### WORK INSTRUCTIONS:
Word for word, give the material below again, minus any images.

↓↓↓

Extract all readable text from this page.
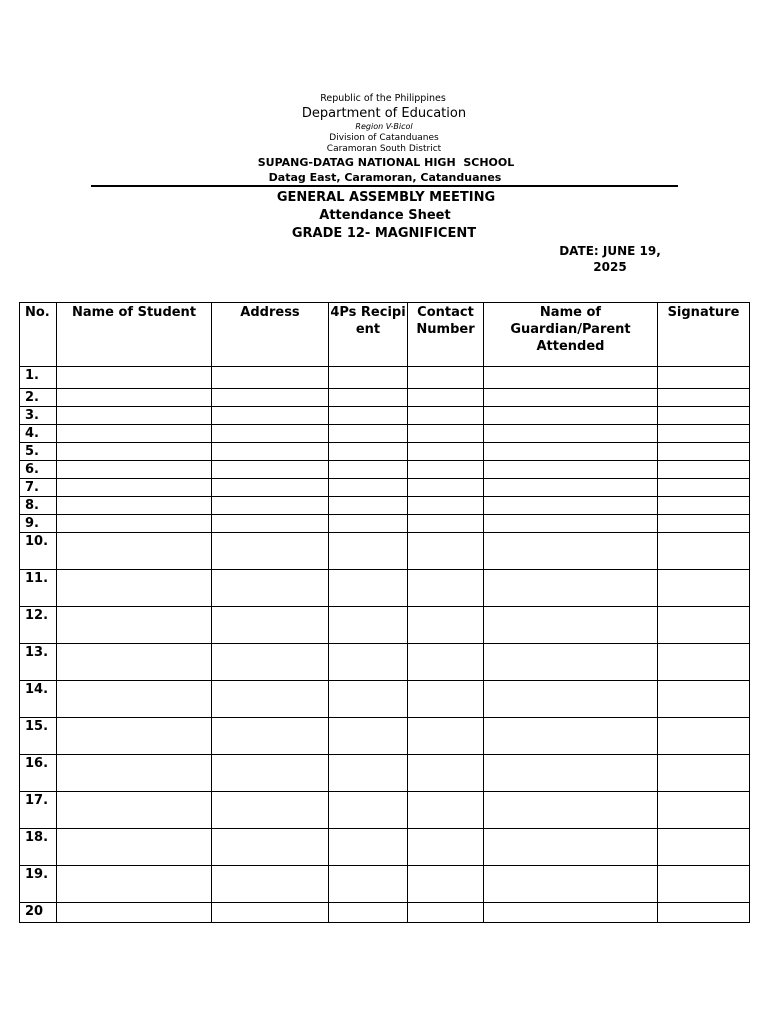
Republic of the Philippines
Department of Education
Region V-Bicol
Division of Catanduanes
Caramoran South District
SUPANG-DATAG NATIONAL HIGH  SCHOOL
Datag East, Caramoran, Catanduanes
GENERAL ASSEMBLY MEETING
Attendance Sheet
GRADE 12- MAGNIFICENT
DATE: JUNE 19, 2025
No.	Name of Student	Address	4Ps Recipient	Contact Number	Name of Guardian/Parent Attended	Signature
1.						
2.						
3.						
4.						
5.						
6.						
7.						
8.						
9.						
10.						
11.						
12.						
13.						
14.						
15.						
16.						
17.						
18.						
19.						
20						
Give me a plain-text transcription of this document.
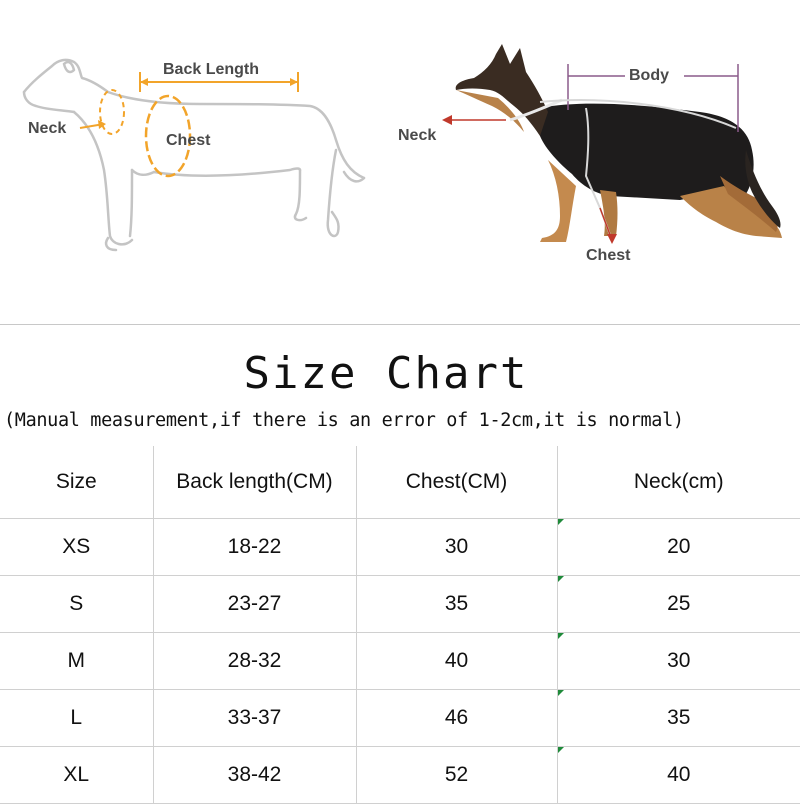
Back Length
Neck
Chest
Body
Neck
Chest
Size Chart
(Manual measurement,if there is an error of 1-2cm,it is normal)
Size	Back length(CM)	Chest(CM)	Neck(cm)
XS	18-22	30	20
S	23-27	35	25
M	28-32	40	30
L	33-37	46	35
XL	38-42	52	40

↑↑↑

### EXERCISE OUTPUT:
Extract all readable text from this page.
Republic of the Philippines
Department of Education
Region V-Bicol
Division of Catanduanes
Caramoran South District
SUPANG-DATAG NATIONAL HIGH  SCHOOL
Datag East, Caramoran, Catanduanes
GENERAL ASSEMBLY MEETING
Attendance Sheet
GRADE 12- MAGNIFICENT
DATE: JUNE 19, 2025
No.	Name of Student	Address	4Ps Recipient	Contact Number	Name of Guardian/Parent Attended	Signature
1.						
2.						
3.						
4.						
5.						
6.						
7.						
8.						
9.						
10.						
11.						
12.						
13.						
14.						
15.						
16.						
17.						
18.						
19.						
20						
Give me a plain-text transcription of this document.
Back Length
Neck
Chest
Body
Neck
Chest
Size Chart
(Manual measurement,if there is an error of 1-2cm,it is normal)
Size	Back length(CM)	Chest(CM)	Neck(cm)
XS	18-22	30	20
S	23-27	35	25
M	28-32	40	30
L	33-37	46	35
XL	38-42	52	40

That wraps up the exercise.